(Dataset records)
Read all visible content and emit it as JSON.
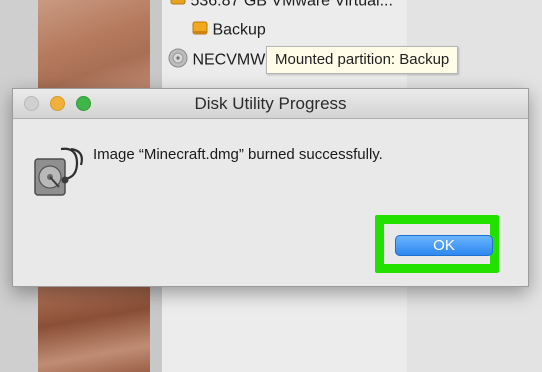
{
  "sidebar": {
    "volume_label": "536.87 GB VMware Virtual...",
    "backup_label": "Backup",
    "nec_label": "NECVMW"
  },
  "tooltip": {
    "text": "Mounted partition: Backup"
  },
  "dialog": {
    "title": "Disk Utility Progress",
    "message": "Image “Minecraft.dmg” burned successfully.",
    "ok_label": "OK",
    "highlight_color": "#22e000",
    "button_color": "#2a86f0"
  },
  "icons": {
    "drive": "hard-drive-icon",
    "disc": "disc-icon",
    "disk_utility": "disk-utility-icon"
  }
}
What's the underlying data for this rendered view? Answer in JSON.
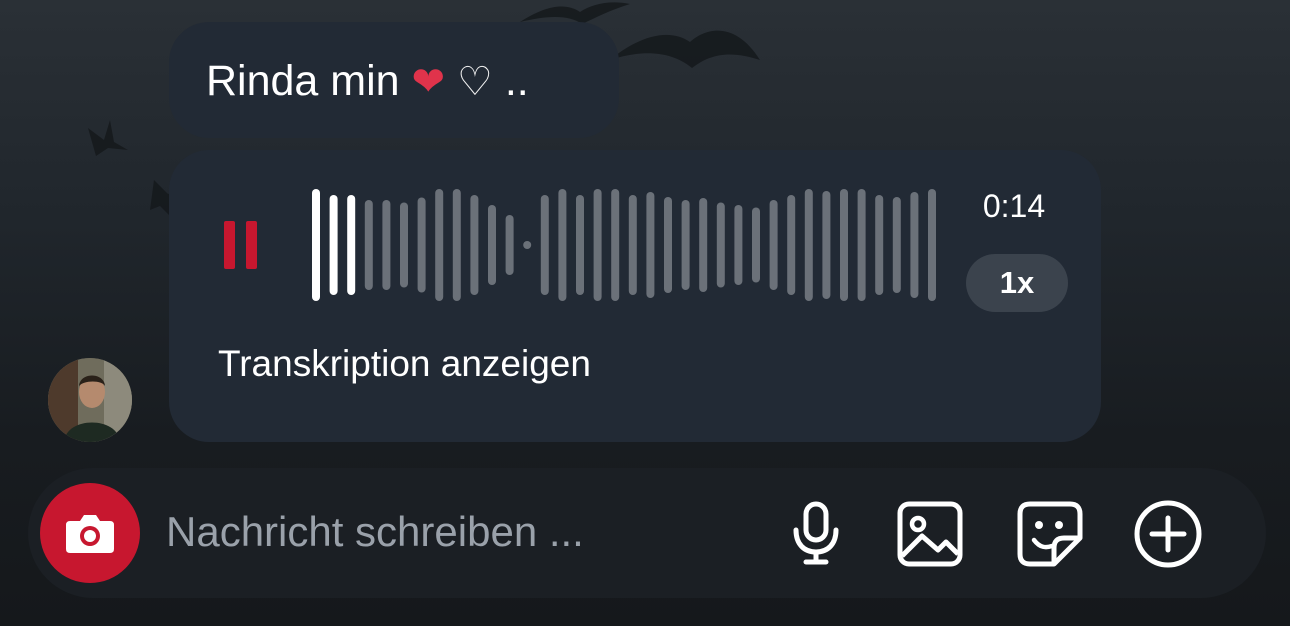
{
  "messages": [
    {
      "type": "text",
      "text": "Rinda min",
      "emojis": [
        "❤",
        "♡"
      ],
      "trailing": ".."
    },
    {
      "type": "voice",
      "state": "playing",
      "duration": "0:14",
      "speed": "1x",
      "progress": 0.08,
      "transcription_label": "Transkription anzeigen"
    }
  ],
  "avatar": {
    "icon": "user-avatar"
  },
  "composer": {
    "placeholder": "Nachricht schreiben ...",
    "icons": [
      "camera-icon",
      "microphone-icon",
      "image-icon",
      "sticker-icon",
      "plus-circle-icon"
    ]
  },
  "colors": {
    "accent": "#c7172f",
    "bubble": "#222a35",
    "wave_played": "#ffffff",
    "wave_unplayed": "#6b7179",
    "speed_pill": "#3b434d"
  }
}
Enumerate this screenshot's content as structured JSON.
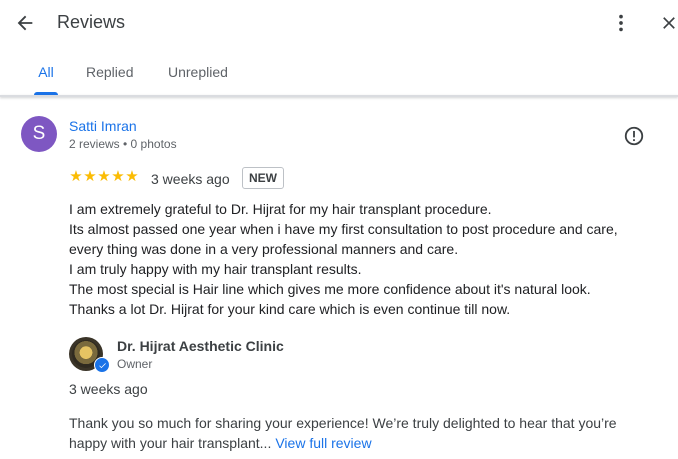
{
  "header": {
    "title": "Reviews",
    "back_icon": "arrow-left-icon",
    "more_icon": "more-vert-icon",
    "close_icon": "close-icon"
  },
  "tabs": [
    {
      "label": "All",
      "active": true
    },
    {
      "label": "Replied",
      "active": false
    },
    {
      "label": "Unreplied",
      "active": false
    }
  ],
  "review": {
    "avatar_letter": "S",
    "avatar_color": "#7e57c2",
    "reviewer_name": "Satti Imran",
    "reviewer_meta": "2 reviews • 0 photos",
    "rating": 5,
    "star_glyph": "★",
    "time": "3 weeks ago",
    "badge": "NEW",
    "text_lines": [
      "I am extremely grateful to Dr. Hijrat for my hair transplant procedure.",
      "Its almost passed one year when i have my first consultation to post procedure and care,",
      "every thing was done in a very professional manners and care.",
      "I am truly happy with my hair transplant results.",
      "The most special is Hair line which gives me more confidence about it's natural look.",
      "Thanks a lot Dr. Hijrat for your kind care which is even continue till now."
    ],
    "report_icon": "report-icon"
  },
  "reply": {
    "owner_name": "Dr. Hijrat Aesthetic Clinic",
    "owner_role": "Owner",
    "time": "3 weeks ago",
    "text_line1": "Thank you so much for sharing your experience! We’re truly delighted to hear that you’re",
    "text_line2": "happy with your hair transplant...",
    "view_full_label": "View full review"
  },
  "colors": {
    "accent": "#1a73e8",
    "star": "#fbbc04"
  }
}
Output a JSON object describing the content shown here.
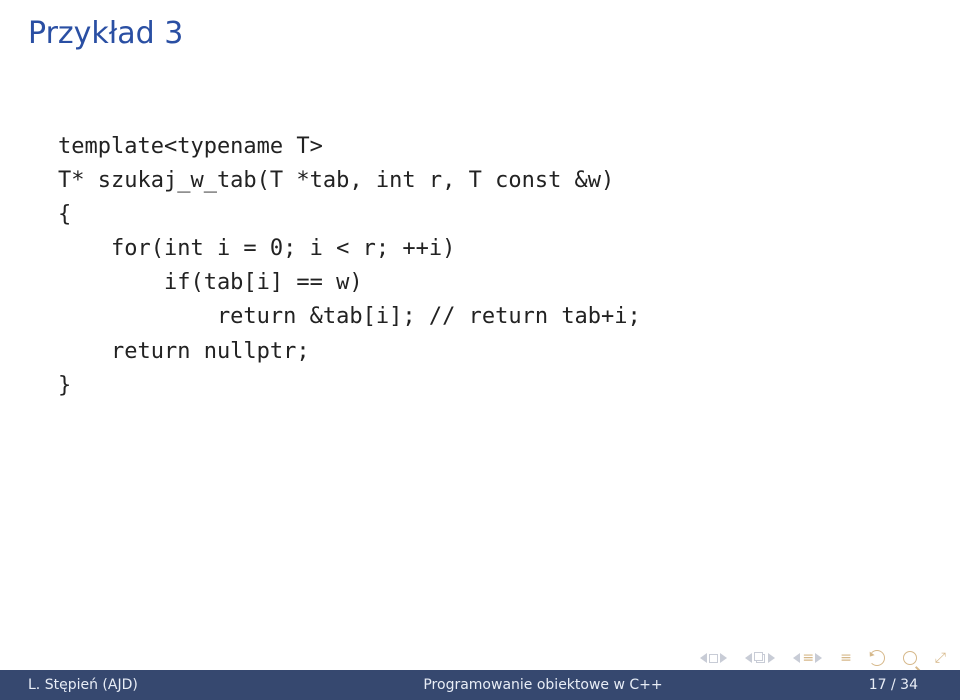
{
  "title": "Przykład 3",
  "code": "template<typename T>\nT* szukaj_w_tab(T *tab, int r, T const &w)\n{\n    for(int i = 0; i < r; ++i)\n        if(tab[i] == w)\n            return &tab[i]; // return tab+i;\n    return nullptr;\n}",
  "footer": {
    "author": "L. Stępień (AJD)",
    "title": "Programowanie obiektowe w C++",
    "pages": "17 / 34"
  }
}
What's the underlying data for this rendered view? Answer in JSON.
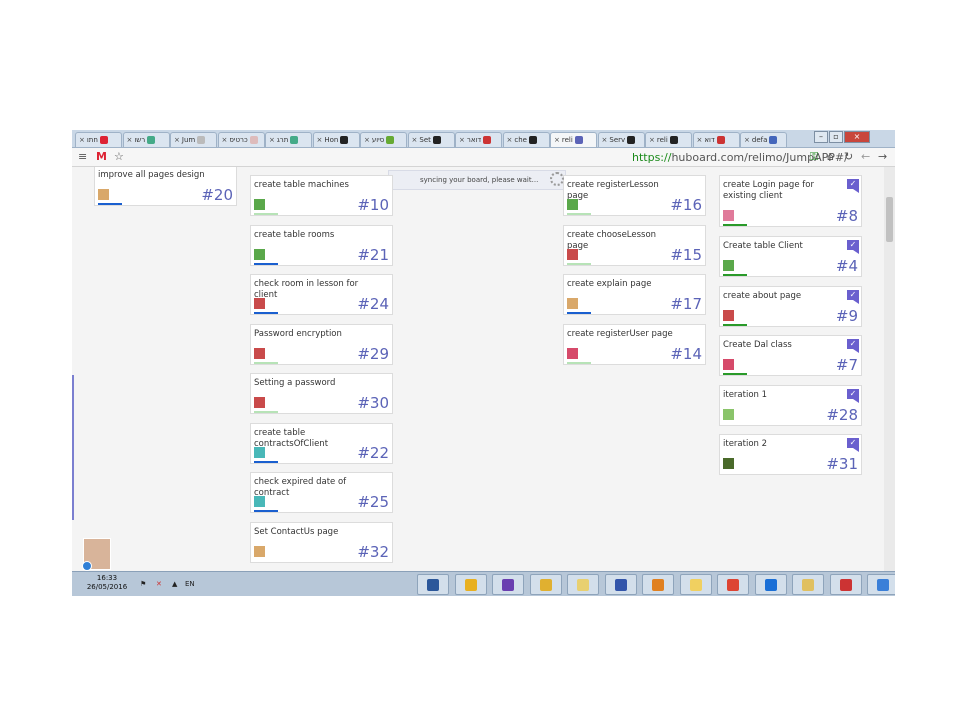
{
  "browser": {
    "tabs": [
      {
        "label": "חתו",
        "fav": "#d23"
      },
      {
        "label": "רשו",
        "fav": "#4a8"
      },
      {
        "label": "Jum",
        "fav": "#bbb"
      },
      {
        "label": "כרטיס",
        "fav": "#dbb"
      },
      {
        "label": "תרג",
        "fav": "#4a8"
      },
      {
        "label": "Hon",
        "fav": "#222"
      },
      {
        "label": "סיוע",
        "fav": "#6a3"
      },
      {
        "label": "Set",
        "fav": "#222"
      },
      {
        "label": "דואר",
        "fav": "#c33"
      },
      {
        "label": "che",
        "fav": "#222"
      },
      {
        "label": "reli",
        "fav": "#5b63b7"
      },
      {
        "label": "Serv",
        "fav": "#222"
      },
      {
        "label": "reli",
        "fav": "#222"
      },
      {
        "label": "דוא",
        "fav": "#c33"
      },
      {
        "label": "defa",
        "fav": "#4466bb"
      }
    ],
    "url_scheme": "https://",
    "url_rest": "huboard.com/relimo/JumpAPP#/",
    "gmail_letter": "M",
    "star": "☆",
    "menu": "≡"
  },
  "board": {
    "sync_message": "syncing your board, please wait...",
    "columns": [
      {
        "cards": [
          {
            "title": "improve all pages design",
            "number": "#20",
            "bar": "#1a5fcf",
            "avatar": "#d9a86a"
          }
        ]
      },
      {
        "cards": [
          {
            "title": "create table machines",
            "number": "#10",
            "bar": "#b7e3b7",
            "avatar": "#5aa84a"
          },
          {
            "title": "create table rooms",
            "number": "#21",
            "bar": "#1a5fcf",
            "avatar": "#5aa84a"
          },
          {
            "title": "check room in lesson for client",
            "number": "#24",
            "bar": "#1a5fcf",
            "avatar": "#c94a4a"
          },
          {
            "title": "Password encryption",
            "number": "#29",
            "bar": "#b7e3b7",
            "avatar": "#c94a4a"
          },
          {
            "title": "Setting a password",
            "number": "#30",
            "bar": "#b7e3b7",
            "avatar": "#c94a4a"
          },
          {
            "title": "create table contractsOfClient",
            "number": "#22",
            "bar": "#1a5fcf",
            "avatar": "#49b8b8"
          },
          {
            "title": "check expired date of contract",
            "number": "#25",
            "bar": "#1a5fcf",
            "avatar": "#49b8b8"
          },
          {
            "title": "Set ContactUs page",
            "number": "#32",
            "bar": "#ffffff",
            "avatar": "#d9a86a"
          }
        ]
      },
      {
        "cards": [
          {
            "title": "create registerLesson page",
            "number": "#16",
            "bar": "#b7e3b7",
            "avatar": "#5aa84a"
          },
          {
            "title": "create chooseLesson page",
            "number": "#15",
            "bar": "#b7e3b7",
            "avatar": "#c94a4a"
          },
          {
            "title": "create explain page",
            "number": "#17",
            "bar": "#1a5fcf",
            "avatar": "#d9a86a"
          },
          {
            "title": "create registerUser page",
            "number": "#14",
            "bar": "#b7e3b7",
            "avatar": "#d64a6a"
          }
        ]
      },
      {
        "cards": [
          {
            "title": "create Login page for existing client",
            "number": "#8",
            "bar": "#2a9a2a",
            "avatar": "#e07a9a"
          },
          {
            "title": "Create table Client",
            "number": "#4",
            "bar": "#2a9a2a",
            "avatar": "#5aa84a"
          },
          {
            "title": "create about page",
            "number": "#9",
            "bar": "#2a9a2a",
            "avatar": "#c94a4a"
          },
          {
            "title": "Create Dal class",
            "number": "#7",
            "bar": "#2a9a2a",
            "avatar": "#d64a6a"
          },
          {
            "title": "iteration 1",
            "number": "#28",
            "bar": "#ffffff",
            "avatar": "#8ac46a"
          },
          {
            "title": "iteration 2",
            "number": "#31",
            "bar": "#ffffff",
            "avatar": "#4a6a2a"
          }
        ]
      }
    ],
    "check_glyph": "✓"
  },
  "taskbar": {
    "time": "16:33",
    "date": "26/05/2016",
    "lang": "EN",
    "apps": [
      "#2b579a",
      "#e8b020",
      "#6a3fb0",
      "#e0b030",
      "#e8d070",
      "#3355aa",
      "#e08020",
      "#f0d060",
      "#dd4433",
      "#1a6fd6",
      "#e0c060",
      "#cc3333",
      "#3a7fd8"
    ]
  }
}
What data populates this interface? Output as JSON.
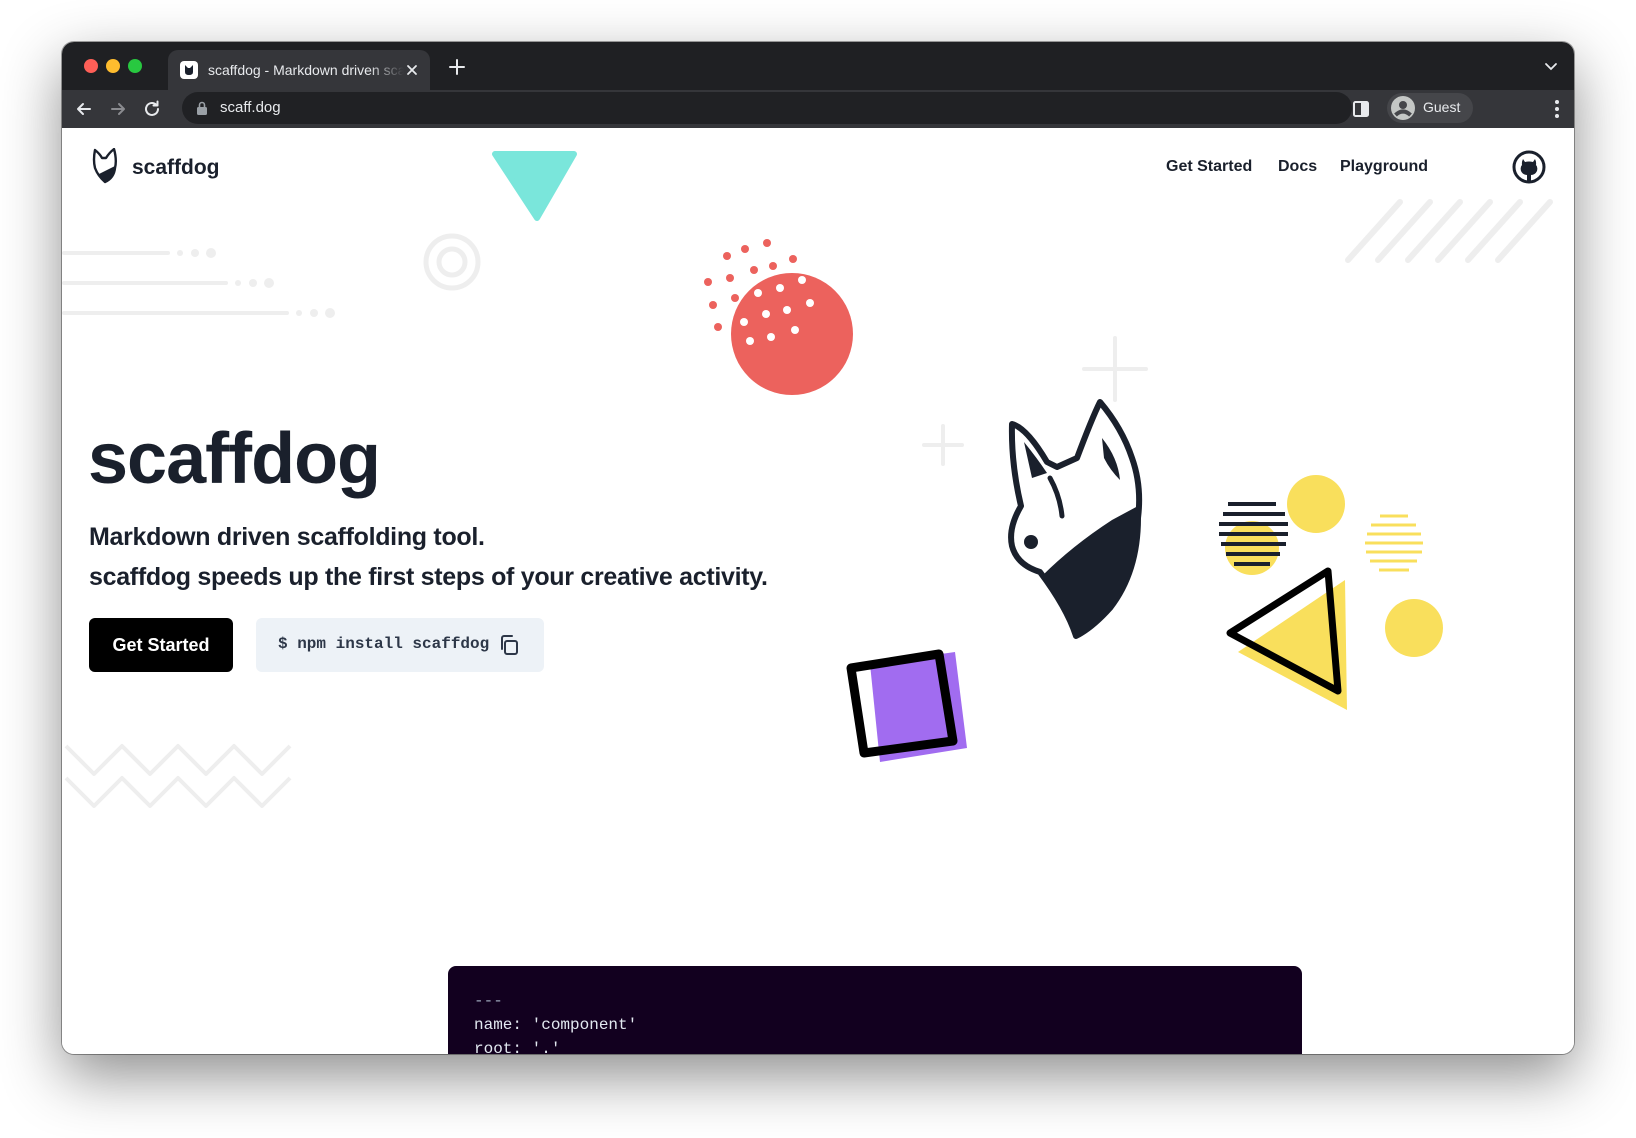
{
  "browser": {
    "tab": {
      "title": "scaffdog - Markdown driven scaffolding tool"
    },
    "address_bar": {
      "url": "scaff.dog"
    },
    "profile": {
      "name": "Guest"
    }
  },
  "site": {
    "brand": "scaffdog",
    "nav": [
      {
        "label": "Get Started"
      },
      {
        "label": "Docs"
      },
      {
        "label": "Playground"
      }
    ]
  },
  "hero": {
    "title": "scaffdog",
    "tagline_1": "Markdown driven scaffolding tool.",
    "tagline_2": "scaffdog speeds up the first steps of your creative activity.",
    "cta_label": "Get Started",
    "install_command": "$ npm install scaffdog"
  },
  "code_preview": {
    "lines": [
      "---",
      "name: 'component'",
      "root: '.'"
    ]
  },
  "colors": {
    "coral": "#ec625d",
    "teal": "#7ae6db",
    "purple": "#a16cf0",
    "yellow": "#f9df5c",
    "ink": "#1a202c",
    "code_bg": "#12001f"
  }
}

* _Your goal_
Pick out each line in the material containing "Hijrat".

* _Correct result_
      "I am extremely grateful to Dr. Hijrat for my hair transplant procedure.",
      "Thanks a lot Dr. Hijrat for your kind care which is even continue till now."
    "owner_name": "Dr. Hijrat Aesthetic Clinic",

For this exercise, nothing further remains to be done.